(Dataset items)
....

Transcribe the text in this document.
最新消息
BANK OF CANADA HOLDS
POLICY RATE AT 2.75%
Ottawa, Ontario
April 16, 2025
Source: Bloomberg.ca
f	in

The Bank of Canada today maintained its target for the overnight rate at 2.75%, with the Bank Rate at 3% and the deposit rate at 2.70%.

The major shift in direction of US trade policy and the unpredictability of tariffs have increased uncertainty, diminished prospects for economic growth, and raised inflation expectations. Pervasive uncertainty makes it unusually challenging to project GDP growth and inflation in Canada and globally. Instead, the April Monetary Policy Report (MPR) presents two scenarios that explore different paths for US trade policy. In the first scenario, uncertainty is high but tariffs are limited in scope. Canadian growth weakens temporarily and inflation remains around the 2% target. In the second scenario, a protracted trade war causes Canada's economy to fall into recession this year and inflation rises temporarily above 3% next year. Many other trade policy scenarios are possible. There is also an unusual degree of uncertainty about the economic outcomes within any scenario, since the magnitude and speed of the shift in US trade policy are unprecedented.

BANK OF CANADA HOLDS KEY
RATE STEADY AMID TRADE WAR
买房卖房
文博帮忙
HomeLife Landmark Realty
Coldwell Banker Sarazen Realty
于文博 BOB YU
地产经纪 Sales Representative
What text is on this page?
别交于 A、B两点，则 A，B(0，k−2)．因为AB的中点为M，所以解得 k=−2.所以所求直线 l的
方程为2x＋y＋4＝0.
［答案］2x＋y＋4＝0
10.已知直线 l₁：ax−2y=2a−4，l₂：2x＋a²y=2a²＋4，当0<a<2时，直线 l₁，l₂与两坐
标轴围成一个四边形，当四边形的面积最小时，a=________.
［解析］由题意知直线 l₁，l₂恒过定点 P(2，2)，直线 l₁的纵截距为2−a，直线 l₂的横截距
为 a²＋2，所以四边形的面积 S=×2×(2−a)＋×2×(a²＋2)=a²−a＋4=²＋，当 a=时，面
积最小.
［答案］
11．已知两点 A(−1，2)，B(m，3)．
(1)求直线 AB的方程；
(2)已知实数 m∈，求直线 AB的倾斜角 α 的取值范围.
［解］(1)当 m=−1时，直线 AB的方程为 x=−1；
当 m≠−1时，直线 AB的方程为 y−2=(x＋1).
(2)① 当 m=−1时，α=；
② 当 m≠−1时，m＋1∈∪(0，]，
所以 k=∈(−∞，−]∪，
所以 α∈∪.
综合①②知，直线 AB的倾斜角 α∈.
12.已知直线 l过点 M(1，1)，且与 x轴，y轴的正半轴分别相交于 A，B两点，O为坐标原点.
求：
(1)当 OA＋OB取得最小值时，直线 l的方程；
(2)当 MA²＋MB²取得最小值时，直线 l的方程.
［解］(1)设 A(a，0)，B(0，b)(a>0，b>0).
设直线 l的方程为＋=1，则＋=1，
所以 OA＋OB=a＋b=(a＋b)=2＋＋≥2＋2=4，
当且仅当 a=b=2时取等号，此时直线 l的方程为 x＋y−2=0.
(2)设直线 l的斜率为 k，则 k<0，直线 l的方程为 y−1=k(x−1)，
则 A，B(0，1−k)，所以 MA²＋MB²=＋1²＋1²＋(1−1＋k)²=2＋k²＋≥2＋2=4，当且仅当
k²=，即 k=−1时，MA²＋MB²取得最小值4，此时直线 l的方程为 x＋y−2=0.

....

### [Requirements]
Starting at the line that contains "What text is on this page?", write out every line to the end of the entries, exactly as given.

### [Answer to this exercise]
What text is on this page?
别交于 A、B两点，则 A，B(0，k−2)．因为AB的中点为M，所以解得 k=−2.所以所求直线 l的
方程为2x＋y＋4＝0.
［答案］2x＋y＋4＝0
10.已知直线 l₁：ax−2y=2a−4，l₂：2x＋a²y=2a²＋4，当0<a<2时，直线 l₁，l₂与两坐
标轴围成一个四边形，当四边形的面积最小时，a=________.
［解析］由题意知直线 l₁，l₂恒过定点 P(2，2)，直线 l₁的纵截距为2−a，直线 l₂的横截距
为 a²＋2，所以四边形的面积 S=×2×(2−a)＋×2×(a²＋2)=a²−a＋4=²＋，当 a=时，面
积最小.
［答案］
11．已知两点 A(−1，2)，B(m，3)．
(1)求直线 AB的方程；
(2)已知实数 m∈，求直线 AB的倾斜角 α 的取值范围.
［解］(1)当 m=−1时，直线 AB的方程为 x=−1；
当 m≠−1时，直线 AB的方程为 y−2=(x＋1).
(2)① 当 m=−1时，α=；
② 当 m≠−1时，m＋1∈∪(0，]，
所以 k=∈(−∞，−]∪，
所以 α∈∪.
综合①②知，直线 AB的倾斜角 α∈.
12.已知直线 l过点 M(1，1)，且与 x轴，y轴的正半轴分别相交于 A，B两点，O为坐标原点.
求：
(1)当 OA＋OB取得最小值时，直线 l的方程；
(2)当 MA²＋MB²取得最小值时，直线 l的方程.
［解］(1)设 A(a，0)，B(0，b)(a>0，b>0).
设直线 l的方程为＋=1，则＋=1，
所以 OA＋OB=a＋b=(a＋b)=2＋＋≥2＋2=4，
当且仅当 a=b=2时取等号，此时直线 l的方程为 x＋y−2=0.
(2)设直线 l的斜率为 k，则 k<0，直线 l的方程为 y−1=k(x−1)，
则 A，B(0，1−k)，所以 MA²＋MB²=＋1²＋1²＋(1−1＋k)²=2＋k²＋≥2＋2=4，当且仅当
k²=，即 k=−1时，MA²＋MB²取得最小值4，此时直线 l的方程为 x＋y−2=0.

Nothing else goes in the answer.